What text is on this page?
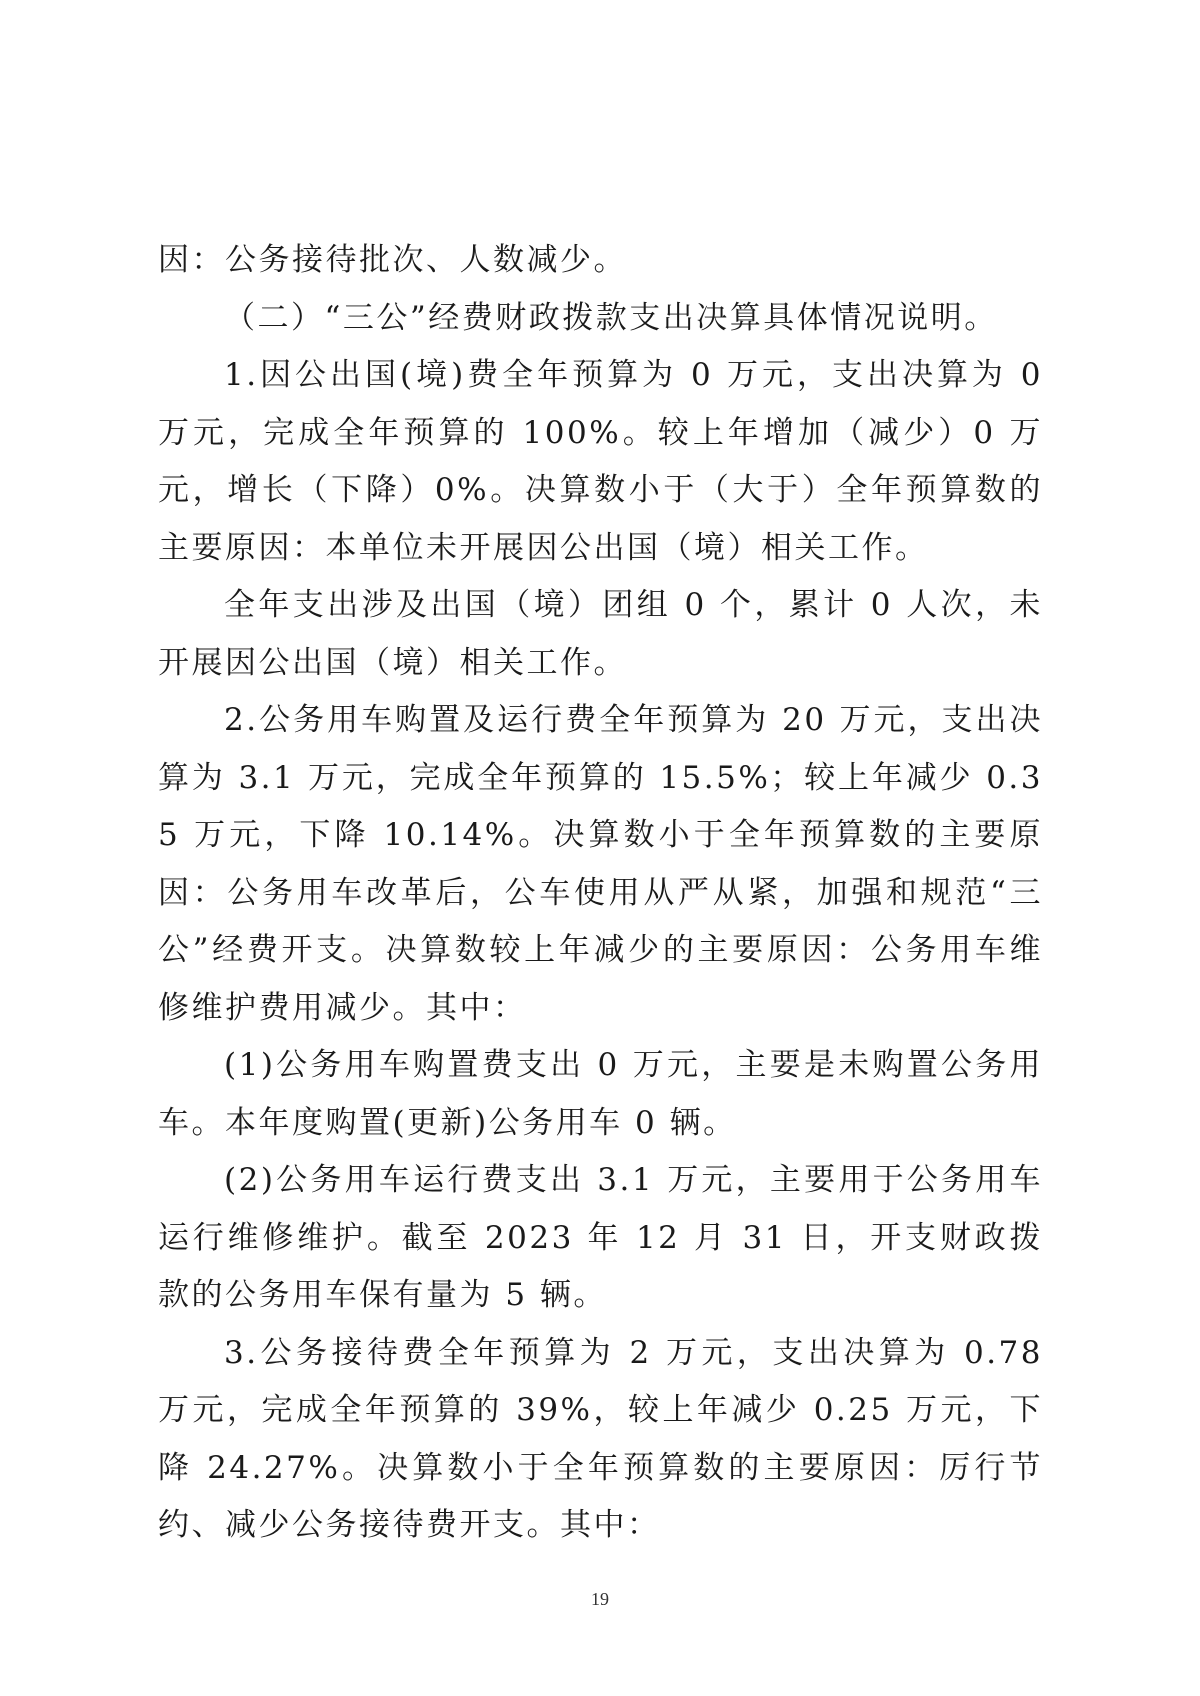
因：公务接待批次、人数减少。

（二）“三公”经费财政拨款支出决算具体情况说明。

1.因公出国(境)费全年预算为 0 万元，支出决算为 0 万元，完成全年预算的 100%。较上年增加（减少）0 万元，增长（下降）0%。决算数小于（大于）全年预算数的主要原因：本单位未开展因公出国（境）相关工作。

全年支出涉及出国（境）团组 0 个，累计 0 人次，未开展因公出国（境）相关工作。

2.公务用车购置及运行费全年预算为 20 万元，支出决算为 3.1 万元，完成全年预算的 15.5%；较上年减少 0.35 万元，下降 10.14%。决算数小于全年预算数的主要原因：公务用车改革后，公车使用从严从紧，加强和规范“三公”经费开支。决算数较上年减少的主要原因：公务用车维修维护费用减少。其中：

(1)公务用车购置费支出 0 万元，主要是未购置公务用车。本年度购置(更新)公务用车 0 辆。

(2)公务用车运行费支出 3.1 万元，主要用于公务用车运行维修维护。截至 2023 年 12 月 31 日，开支财政拨款的公务用车保有量为 5 辆。

3.公务接待费全年预算为 2 万元，支出决算为 0.78 万元，完成全年预算的 39%，较上年减少 0.25 万元，下降 24.27%。决算数小于全年预算数的主要原因：厉行节约、减少公务接待费开支。其中：

19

- - - - -

Retype every record above exactly as written, but leave out the pictures.

What text is on this page?
因：公务接待批次、人数减少。

（二）“三公”经费财政拨款支出决算具体情况说明。

1.因公出国(境)费全年预算为 0 万元，支出决算为 0 万元，完成全年预算的 100%。较上年增加（减少）0 万元，增长（下降）0%。决算数小于（大于）全年预算数的主要原因：本单位未开展因公出国（境）相关工作。

全年支出涉及出国（境）团组 0 个，累计 0 人次，未开展因公出国（境）相关工作。

2.公务用车购置及运行费全年预算为 20 万元，支出决算为 3.1 万元，完成全年预算的 15.5%；较上年减少 0.35 万元，下降 10.14%。决算数小于全年预算数的主要原因：公务用车改革后，公车使用从严从紧，加强和规范“三公”经费开支。决算数较上年减少的主要原因：公务用车维修维护费用减少。其中：

(1)公务用车购置费支出 0 万元，主要是未购置公务用车。本年度购置(更新)公务用车 0 辆。

(2)公务用车运行费支出 3.1 万元，主要用于公务用车运行维修维护。截至 2023 年 12 月 31 日，开支财政拨款的公务用车保有量为 5 辆。

3.公务接待费全年预算为 2 万元，支出决算为 0.78 万元，完成全年预算的 39%，较上年减少 0.25 万元，下降 24.27%。决算数小于全年预算数的主要原因：厉行节约、减少公务接待费开支。其中：

19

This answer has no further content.